Out of the lines below, please list those that hold the string "Hispanic".

-------- RECORD LIST --------

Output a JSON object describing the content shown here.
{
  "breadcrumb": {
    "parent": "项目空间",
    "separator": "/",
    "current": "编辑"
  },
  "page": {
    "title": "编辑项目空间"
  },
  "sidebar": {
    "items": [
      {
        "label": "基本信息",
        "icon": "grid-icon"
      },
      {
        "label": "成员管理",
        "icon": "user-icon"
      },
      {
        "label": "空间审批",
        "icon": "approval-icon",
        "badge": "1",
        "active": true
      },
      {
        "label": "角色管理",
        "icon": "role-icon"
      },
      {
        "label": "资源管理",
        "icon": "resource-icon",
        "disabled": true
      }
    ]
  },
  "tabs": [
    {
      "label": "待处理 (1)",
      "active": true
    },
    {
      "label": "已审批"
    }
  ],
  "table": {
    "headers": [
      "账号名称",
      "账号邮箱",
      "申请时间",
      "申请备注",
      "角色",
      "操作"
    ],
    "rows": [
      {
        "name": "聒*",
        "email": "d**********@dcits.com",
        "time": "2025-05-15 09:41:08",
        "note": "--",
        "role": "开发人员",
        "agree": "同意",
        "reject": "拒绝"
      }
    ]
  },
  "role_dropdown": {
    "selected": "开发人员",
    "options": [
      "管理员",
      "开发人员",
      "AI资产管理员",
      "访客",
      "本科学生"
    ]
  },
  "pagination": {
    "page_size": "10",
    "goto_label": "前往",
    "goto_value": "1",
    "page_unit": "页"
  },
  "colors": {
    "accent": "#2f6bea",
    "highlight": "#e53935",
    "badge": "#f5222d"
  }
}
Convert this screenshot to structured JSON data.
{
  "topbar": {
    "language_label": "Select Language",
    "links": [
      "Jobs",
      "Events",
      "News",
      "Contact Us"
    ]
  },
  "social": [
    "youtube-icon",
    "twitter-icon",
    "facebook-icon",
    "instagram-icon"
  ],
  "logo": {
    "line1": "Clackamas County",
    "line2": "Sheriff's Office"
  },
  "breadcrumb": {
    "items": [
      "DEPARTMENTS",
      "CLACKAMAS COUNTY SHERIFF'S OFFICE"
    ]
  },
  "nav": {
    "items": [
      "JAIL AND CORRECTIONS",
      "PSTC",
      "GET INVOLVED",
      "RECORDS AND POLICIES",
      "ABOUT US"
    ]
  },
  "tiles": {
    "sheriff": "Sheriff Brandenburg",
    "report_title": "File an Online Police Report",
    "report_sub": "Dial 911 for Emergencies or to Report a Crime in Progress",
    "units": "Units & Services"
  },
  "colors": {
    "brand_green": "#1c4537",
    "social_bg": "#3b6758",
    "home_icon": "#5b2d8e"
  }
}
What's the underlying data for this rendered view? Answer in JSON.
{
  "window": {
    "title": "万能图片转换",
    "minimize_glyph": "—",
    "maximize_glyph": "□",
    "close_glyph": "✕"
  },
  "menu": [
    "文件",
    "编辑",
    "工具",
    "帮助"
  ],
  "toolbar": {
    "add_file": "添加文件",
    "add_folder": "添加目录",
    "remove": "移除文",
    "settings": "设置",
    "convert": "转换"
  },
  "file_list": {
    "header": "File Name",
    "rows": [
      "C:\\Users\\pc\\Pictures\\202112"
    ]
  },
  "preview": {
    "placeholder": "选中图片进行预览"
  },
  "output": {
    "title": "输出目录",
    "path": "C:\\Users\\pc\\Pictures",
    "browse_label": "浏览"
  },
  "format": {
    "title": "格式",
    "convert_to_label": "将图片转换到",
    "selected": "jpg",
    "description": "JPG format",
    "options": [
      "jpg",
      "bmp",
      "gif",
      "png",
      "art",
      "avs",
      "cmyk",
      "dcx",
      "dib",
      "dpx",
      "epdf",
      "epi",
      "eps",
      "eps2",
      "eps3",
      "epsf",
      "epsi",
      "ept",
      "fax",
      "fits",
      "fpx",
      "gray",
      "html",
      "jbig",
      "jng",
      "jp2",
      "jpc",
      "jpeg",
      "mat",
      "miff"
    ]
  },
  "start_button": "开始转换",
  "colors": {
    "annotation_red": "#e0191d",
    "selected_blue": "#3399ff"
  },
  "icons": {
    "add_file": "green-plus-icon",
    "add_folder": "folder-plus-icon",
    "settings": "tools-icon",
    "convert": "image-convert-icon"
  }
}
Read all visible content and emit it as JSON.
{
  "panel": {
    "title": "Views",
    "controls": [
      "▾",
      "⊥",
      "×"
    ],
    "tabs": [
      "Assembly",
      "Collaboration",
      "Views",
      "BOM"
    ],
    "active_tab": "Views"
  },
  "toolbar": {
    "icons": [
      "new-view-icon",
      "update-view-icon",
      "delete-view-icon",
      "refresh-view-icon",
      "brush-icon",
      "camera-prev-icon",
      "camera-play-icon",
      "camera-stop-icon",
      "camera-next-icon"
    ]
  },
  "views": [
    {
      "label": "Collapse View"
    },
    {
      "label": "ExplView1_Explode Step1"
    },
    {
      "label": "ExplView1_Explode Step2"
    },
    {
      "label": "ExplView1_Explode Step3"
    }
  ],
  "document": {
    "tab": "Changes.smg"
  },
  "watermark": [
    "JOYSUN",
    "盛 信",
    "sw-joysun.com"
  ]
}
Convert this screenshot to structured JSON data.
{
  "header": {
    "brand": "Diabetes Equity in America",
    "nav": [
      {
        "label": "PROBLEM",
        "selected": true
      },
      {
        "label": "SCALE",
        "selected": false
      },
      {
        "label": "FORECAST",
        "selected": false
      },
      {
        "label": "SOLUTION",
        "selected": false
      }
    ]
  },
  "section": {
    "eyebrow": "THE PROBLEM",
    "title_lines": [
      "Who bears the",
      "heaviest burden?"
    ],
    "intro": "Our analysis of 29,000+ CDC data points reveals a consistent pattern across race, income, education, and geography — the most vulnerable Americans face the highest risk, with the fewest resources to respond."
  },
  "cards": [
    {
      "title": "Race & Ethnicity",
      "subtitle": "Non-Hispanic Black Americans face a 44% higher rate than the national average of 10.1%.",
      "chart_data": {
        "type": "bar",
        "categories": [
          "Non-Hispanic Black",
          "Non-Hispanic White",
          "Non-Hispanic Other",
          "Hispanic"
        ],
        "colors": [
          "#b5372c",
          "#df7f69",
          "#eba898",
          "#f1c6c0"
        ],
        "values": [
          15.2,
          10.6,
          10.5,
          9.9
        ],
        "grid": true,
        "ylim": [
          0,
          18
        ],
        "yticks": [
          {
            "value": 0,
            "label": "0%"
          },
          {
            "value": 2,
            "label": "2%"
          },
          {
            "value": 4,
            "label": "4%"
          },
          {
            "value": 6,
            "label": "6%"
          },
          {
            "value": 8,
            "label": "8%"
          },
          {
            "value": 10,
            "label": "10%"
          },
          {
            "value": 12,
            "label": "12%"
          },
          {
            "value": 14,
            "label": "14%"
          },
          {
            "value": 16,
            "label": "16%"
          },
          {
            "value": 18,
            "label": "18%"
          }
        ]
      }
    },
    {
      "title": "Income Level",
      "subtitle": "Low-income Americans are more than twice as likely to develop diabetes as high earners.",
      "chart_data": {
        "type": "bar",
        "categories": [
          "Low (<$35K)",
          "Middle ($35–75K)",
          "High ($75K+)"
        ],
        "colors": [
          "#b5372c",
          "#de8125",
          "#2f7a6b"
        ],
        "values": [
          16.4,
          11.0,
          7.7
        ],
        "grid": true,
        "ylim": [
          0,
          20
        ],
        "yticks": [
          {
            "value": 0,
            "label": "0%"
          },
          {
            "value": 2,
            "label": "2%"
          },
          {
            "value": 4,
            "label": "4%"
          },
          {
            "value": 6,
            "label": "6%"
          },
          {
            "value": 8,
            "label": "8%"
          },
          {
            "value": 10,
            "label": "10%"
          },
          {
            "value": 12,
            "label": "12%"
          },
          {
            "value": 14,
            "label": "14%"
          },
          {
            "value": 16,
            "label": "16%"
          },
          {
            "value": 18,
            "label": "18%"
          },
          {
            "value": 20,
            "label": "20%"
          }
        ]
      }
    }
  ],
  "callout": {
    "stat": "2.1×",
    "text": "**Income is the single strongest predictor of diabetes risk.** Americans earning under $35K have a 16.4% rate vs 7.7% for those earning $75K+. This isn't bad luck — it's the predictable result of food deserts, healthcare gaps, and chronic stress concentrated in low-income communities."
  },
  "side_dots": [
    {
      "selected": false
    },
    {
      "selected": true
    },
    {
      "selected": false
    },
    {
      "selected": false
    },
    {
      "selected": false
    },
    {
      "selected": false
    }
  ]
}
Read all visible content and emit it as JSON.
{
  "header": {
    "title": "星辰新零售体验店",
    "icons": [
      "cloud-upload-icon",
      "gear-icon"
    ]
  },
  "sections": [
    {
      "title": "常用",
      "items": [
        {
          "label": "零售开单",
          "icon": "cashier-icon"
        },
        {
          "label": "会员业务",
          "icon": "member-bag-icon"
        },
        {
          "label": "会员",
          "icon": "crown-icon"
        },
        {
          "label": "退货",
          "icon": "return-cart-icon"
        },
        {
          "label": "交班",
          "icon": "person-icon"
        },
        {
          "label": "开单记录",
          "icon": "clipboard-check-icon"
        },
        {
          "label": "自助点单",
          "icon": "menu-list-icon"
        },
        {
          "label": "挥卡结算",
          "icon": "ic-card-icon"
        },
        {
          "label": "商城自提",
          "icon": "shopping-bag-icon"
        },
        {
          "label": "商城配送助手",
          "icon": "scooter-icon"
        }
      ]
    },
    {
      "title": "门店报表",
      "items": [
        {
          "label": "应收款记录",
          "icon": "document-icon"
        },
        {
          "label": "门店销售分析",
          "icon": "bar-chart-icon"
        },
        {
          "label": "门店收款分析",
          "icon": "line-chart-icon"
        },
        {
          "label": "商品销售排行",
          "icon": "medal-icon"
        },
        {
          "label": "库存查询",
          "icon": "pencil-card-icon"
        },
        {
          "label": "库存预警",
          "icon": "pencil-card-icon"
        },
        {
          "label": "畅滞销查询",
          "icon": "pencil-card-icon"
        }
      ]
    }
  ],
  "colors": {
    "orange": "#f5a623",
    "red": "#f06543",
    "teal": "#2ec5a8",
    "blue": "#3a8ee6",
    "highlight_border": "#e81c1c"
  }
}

--------

■ **THE RESPONSE**:
      "subtitle": "Non-Hispanic Black Americans face a 44% higher rate than the national average of 10.1%.",
          "Non-Hispanic Black",
          "Non-Hispanic White",
          "Non-Hispanic Other",
          "Hispanic"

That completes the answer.